Visual layout annotation data:
· · · · ·

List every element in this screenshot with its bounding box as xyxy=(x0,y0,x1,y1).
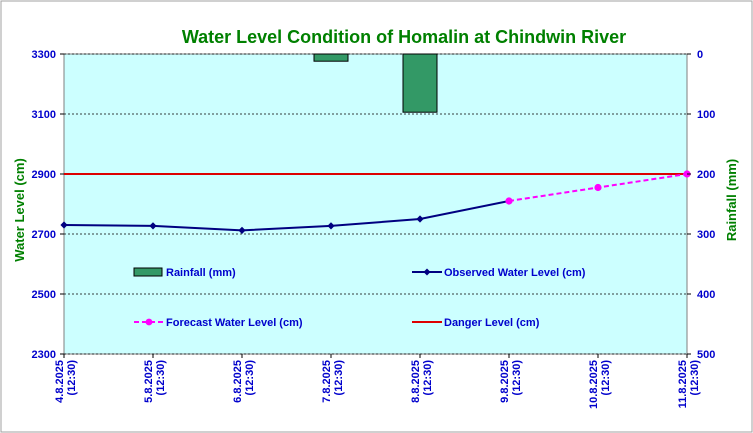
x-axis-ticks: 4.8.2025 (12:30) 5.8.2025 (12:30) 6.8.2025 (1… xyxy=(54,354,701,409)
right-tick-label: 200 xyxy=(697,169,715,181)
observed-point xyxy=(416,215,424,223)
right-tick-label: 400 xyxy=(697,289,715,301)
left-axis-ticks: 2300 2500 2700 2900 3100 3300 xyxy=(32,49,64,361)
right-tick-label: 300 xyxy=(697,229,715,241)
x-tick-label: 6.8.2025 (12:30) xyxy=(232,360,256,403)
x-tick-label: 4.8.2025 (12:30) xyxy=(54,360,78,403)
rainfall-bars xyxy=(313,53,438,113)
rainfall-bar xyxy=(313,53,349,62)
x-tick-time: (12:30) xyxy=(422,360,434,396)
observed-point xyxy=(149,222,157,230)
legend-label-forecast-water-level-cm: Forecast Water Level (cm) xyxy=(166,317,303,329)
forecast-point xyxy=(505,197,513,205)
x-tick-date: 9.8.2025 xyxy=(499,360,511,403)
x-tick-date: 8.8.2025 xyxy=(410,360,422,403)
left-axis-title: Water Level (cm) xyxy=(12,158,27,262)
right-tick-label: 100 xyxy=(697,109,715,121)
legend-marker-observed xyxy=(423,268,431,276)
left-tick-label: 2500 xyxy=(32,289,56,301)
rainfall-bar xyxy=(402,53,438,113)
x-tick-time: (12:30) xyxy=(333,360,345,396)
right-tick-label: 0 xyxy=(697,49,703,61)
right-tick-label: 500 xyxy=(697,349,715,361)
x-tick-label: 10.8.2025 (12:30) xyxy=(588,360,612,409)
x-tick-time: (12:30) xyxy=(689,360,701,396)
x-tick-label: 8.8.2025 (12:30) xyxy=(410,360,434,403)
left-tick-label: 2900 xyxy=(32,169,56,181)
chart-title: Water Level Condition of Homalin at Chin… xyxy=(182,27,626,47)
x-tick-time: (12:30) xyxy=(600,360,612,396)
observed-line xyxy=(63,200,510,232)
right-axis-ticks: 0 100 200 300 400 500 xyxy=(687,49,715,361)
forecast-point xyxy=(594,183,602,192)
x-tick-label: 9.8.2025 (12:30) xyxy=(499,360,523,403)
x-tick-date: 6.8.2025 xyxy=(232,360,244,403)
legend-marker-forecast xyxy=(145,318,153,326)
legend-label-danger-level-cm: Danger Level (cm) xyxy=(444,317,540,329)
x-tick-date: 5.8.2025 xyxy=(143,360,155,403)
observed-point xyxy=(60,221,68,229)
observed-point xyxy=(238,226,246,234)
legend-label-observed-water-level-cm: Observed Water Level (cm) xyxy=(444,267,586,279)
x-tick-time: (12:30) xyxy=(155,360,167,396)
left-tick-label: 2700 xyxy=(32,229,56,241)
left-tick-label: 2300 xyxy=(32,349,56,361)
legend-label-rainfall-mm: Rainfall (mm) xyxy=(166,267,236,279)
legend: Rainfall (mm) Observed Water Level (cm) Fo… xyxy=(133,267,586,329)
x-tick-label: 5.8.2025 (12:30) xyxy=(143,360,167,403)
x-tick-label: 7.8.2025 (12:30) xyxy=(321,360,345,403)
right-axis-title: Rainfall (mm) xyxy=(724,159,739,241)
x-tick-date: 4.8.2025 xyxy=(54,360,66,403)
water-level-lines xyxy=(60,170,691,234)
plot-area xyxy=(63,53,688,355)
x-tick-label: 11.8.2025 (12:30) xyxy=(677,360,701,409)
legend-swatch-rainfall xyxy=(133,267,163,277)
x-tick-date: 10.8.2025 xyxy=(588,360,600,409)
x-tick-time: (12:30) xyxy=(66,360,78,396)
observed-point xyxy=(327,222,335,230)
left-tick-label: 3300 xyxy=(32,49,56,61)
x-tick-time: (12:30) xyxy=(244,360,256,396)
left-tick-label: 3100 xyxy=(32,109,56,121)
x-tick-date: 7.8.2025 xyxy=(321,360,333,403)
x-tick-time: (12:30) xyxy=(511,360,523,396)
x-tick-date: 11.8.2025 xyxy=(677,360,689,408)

· · · · ·

| GIVEN EXERCISE |
Copy the lines of the records above exactly as they appear, from the line containing "x-axis-ticks: 4.8.2025 (12:30)" down through the line containing "x-tick-label: 6.8.2025 (12:30)", with both of those lines included.

| RESPONSE TO THE TASK |
x-axis-ticks: 4.8.2025 (12:30) 5.8.2025 (12:30) 6.8.2025 (1… xyxy=(54,354,701,409)
right-tick-label: 200 xyxy=(697,169,715,181)
observed-point xyxy=(416,215,424,223)
right-tick-label: 400 xyxy=(697,289,715,301)
left-axis-ticks: 2300 2500 2700 2900 3100 3300 xyxy=(32,49,64,361)
right-tick-label: 300 xyxy=(697,229,715,241)
x-tick-label: 6.8.2025 (12:30) xyxy=(232,360,256,403)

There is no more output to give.